-------- Given data --------

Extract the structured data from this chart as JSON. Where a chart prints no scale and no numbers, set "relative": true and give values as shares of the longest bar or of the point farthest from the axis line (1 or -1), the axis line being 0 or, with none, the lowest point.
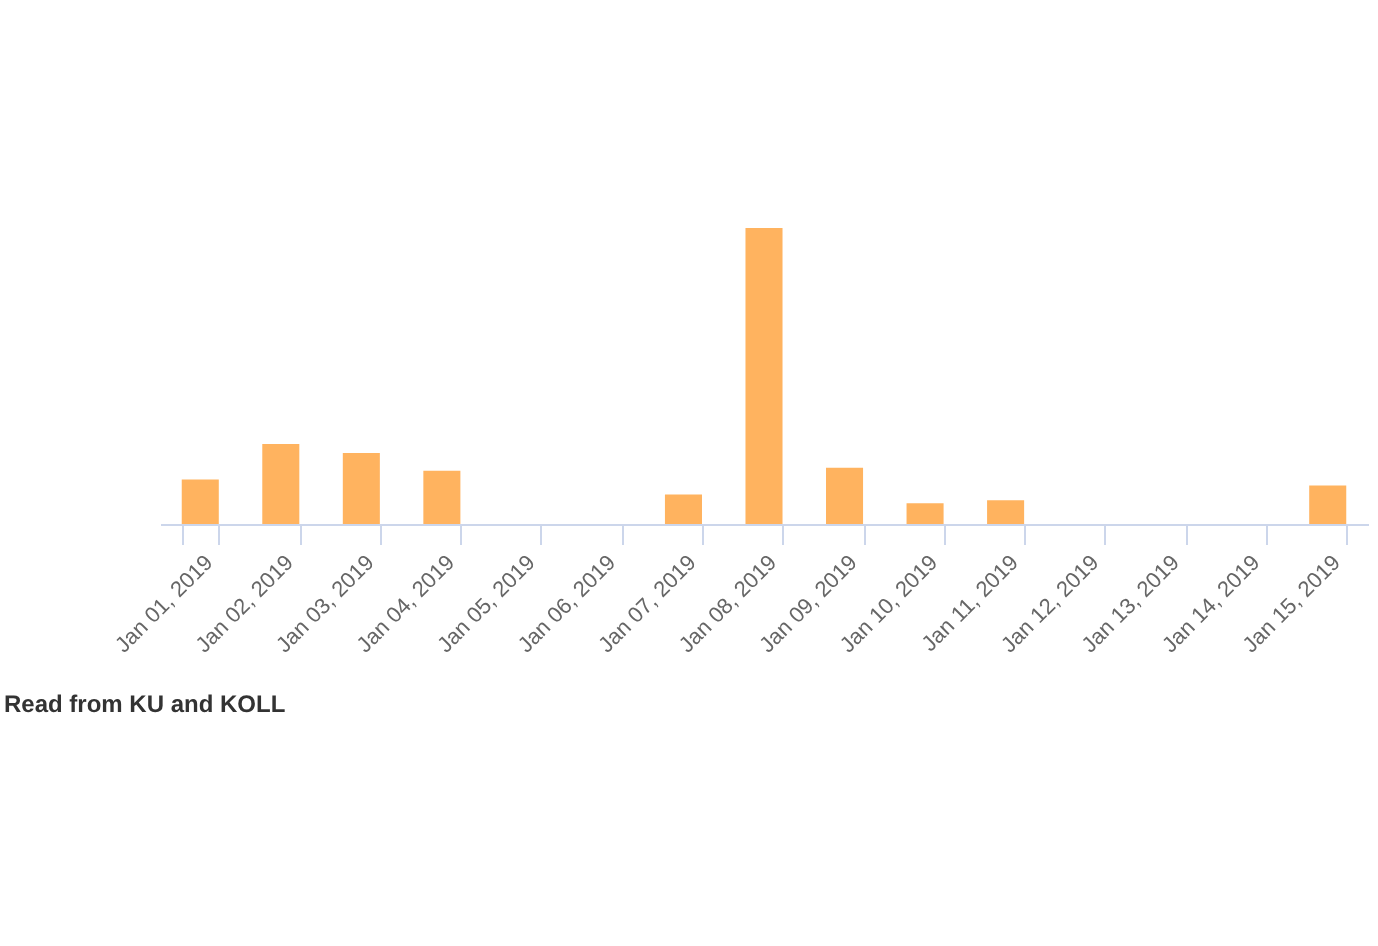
{
  "chart_data": {
    "type": "bar",
    "categories": [
      "Jan 01, 2019",
      "Jan 02, 2019",
      "Jan 03, 2019",
      "Jan 04, 2019",
      "Jan 05, 2019",
      "Jan 06, 2019",
      "Jan 07, 2019",
      "Jan 08, 2019",
      "Jan 09, 2019",
      "Jan 10, 2019",
      "Jan 11, 2019",
      "Jan 12, 2019",
      "Jan 13, 2019",
      "Jan 14, 2019",
      "Jan 15, 2019"
    ],
    "series": [
      {
        "color": "#ffb35f",
        "values": [
          0.15,
          0.27,
          0.24,
          0.18,
          0,
          0,
          0.1,
          1,
          0.19,
          0.07,
          0.08,
          0,
          0,
          0,
          0.13
        ]
      }
    ],
    "relative": true,
    "annotations": [
      "Read from KU and KOLL"
    ]
  }
}
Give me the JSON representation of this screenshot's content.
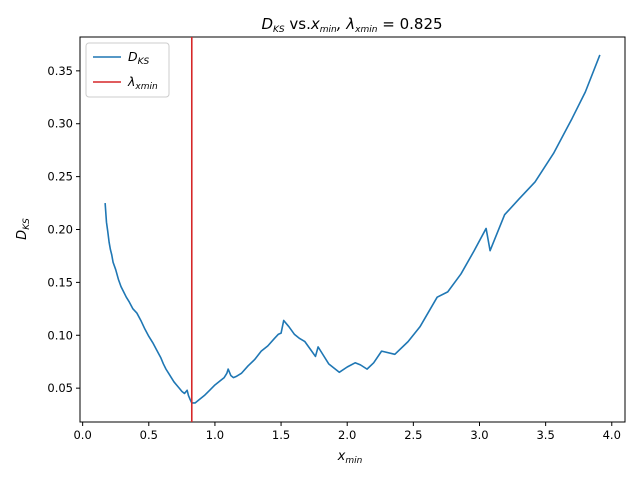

--------

Job
Copy all the records above exactly, but leave out the pictures.

Result of this exercise
Extract the structured data from this chart as JSON. Where a chart prints no scale and no numbers, set "relative": true and give values as shares of the longest bar or of the point farthest from the axis line (1 or -1), the axis line being 0 or, with none, the lowest point.
{
  "chart_data": {
    "type": "bar",
    "categories": [
      "Jan 01, 2019",
      "Jan 02, 2019",
      "Jan 03, 2019",
      "Jan 04, 2019",
      "Jan 05, 2019",
      "Jan 06, 2019",
      "Jan 07, 2019",
      "Jan 08, 2019",
      "Jan 09, 2019",
      "Jan 10, 2019",
      "Jan 11, 2019",
      "Jan 12, 2019",
      "Jan 13, 2019",
      "Jan 14, 2019",
      "Jan 15, 2019"
    ],
    "series": [
      {
        "color": "#ffb35f",
        "values": [
          0.15,
          0.27,
          0.24,
          0.18,
          0,
          0,
          0.1,
          1,
          0.19,
          0.07,
          0.08,
          0,
          0,
          0,
          0.13
        ]
      }
    ],
    "relative": true,
    "annotations": [
      "Read from KU and KOLL"
    ]
  }
}
Give me the JSON representation of this screenshot's content.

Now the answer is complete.